Instructions to follow: Determine how many lines of the entries contain "screenshot". Reply with that number alone.

* * * * *

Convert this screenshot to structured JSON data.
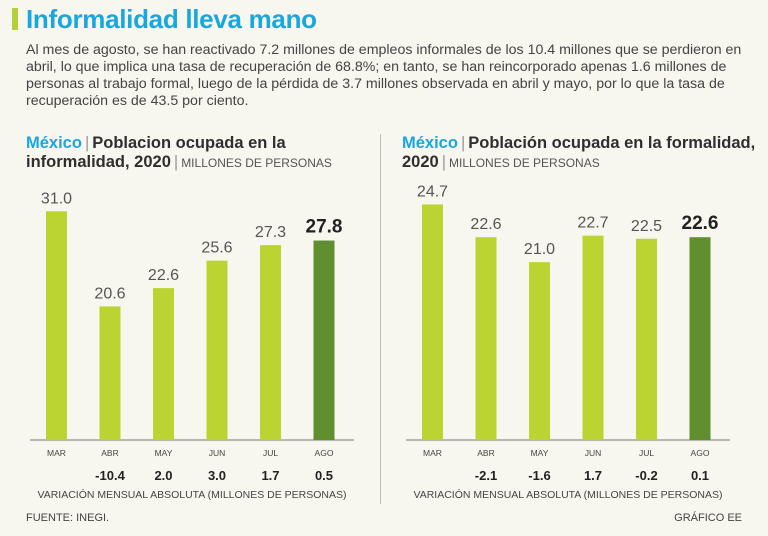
{
  "header": {
    "title": "Informalidad lleva mano",
    "intro": "Al mes de agosto, se han reactivado 7.2 millones de empleos informales de los 10.4 millones que se perdieron en abril, lo que implica una tasa de recuperación de 68.8%; en tanto, se han reincorporado apenas 1.6 millones de personas al trabajo formal, luego de la pérdida de 3.7 millones observada en abril y mayo, por lo que la tasa de recuperación es de 43.5 por ciento."
  },
  "colors": {
    "accent": "#19a7df",
    "bar": "#bcd432",
    "bar_highlight": "#5f8f2f",
    "background": "#f7f6ef"
  },
  "panels": [
    {
      "country": "México",
      "title": "Poblacion ocupada en la informalidad, 2020",
      "unit": "MILLONES DE PERSONAS"
    },
    {
      "country": "México",
      "title": "Población ocupada en la formalidad, 2020",
      "unit": "MILLONES DE PERSONAS"
    }
  ],
  "footer": {
    "source": "FUENTE: INEGI.",
    "credit": "GRÁFICO EE"
  },
  "chart_data": [
    {
      "type": "bar",
      "categories": [
        "MAR",
        "ABR",
        "MAY",
        "JUN",
        "JUL",
        "AGO"
      ],
      "values": [
        31.0,
        20.6,
        22.6,
        25.6,
        27.3,
        27.8
      ],
      "value_labels": [
        "31.0",
        "20.6",
        "22.6",
        "25.6",
        "27.3",
        "27.8"
      ],
      "variation_labels": [
        "",
        "-10.4",
        "2.0",
        "3.0",
        "1.7",
        "0.5"
      ],
      "variation_label": "VARIACIÓN MENSUAL ABSOLUTA (MILLONES DE PERSONAS)",
      "highlight_last": true
    },
    {
      "type": "bar",
      "categories": [
        "MAR",
        "ABR",
        "MAY",
        "JUN",
        "JUL",
        "AGO"
      ],
      "values": [
        24.7,
        22.6,
        21.0,
        22.7,
        22.5,
        22.6
      ],
      "value_labels": [
        "24.7",
        "22.6",
        "21.0",
        "22.7",
        "22.5",
        "22.6"
      ],
      "variation_labels": [
        "",
        "-2.1",
        "-1.6",
        "1.7",
        "-0.2",
        "0.1"
      ],
      "variation_label": "VARIACIÓN MENSUAL ABSOLUTA (MILLONES DE PERSONAS)",
      "highlight_last": true
    }
  ]
}
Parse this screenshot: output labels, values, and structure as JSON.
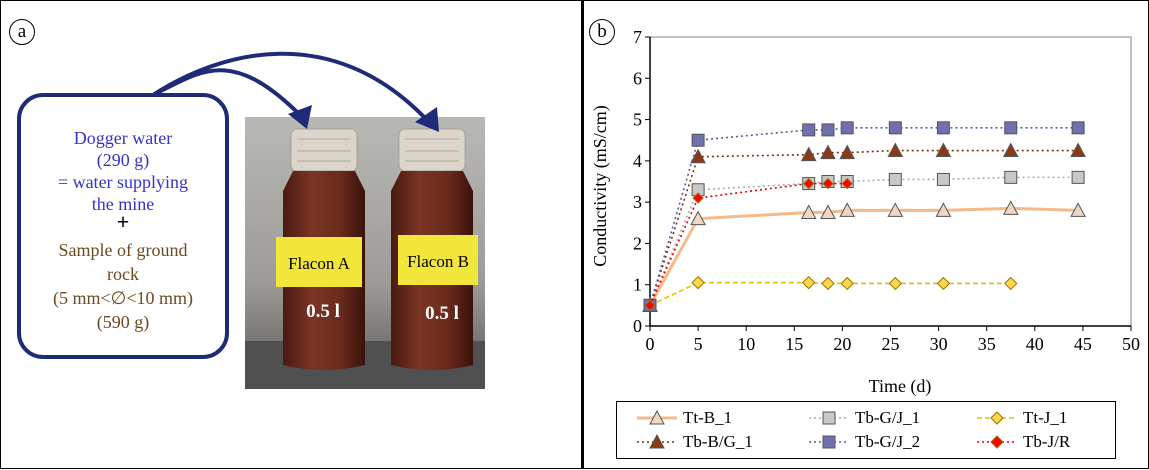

* * * * *

Expected output: 2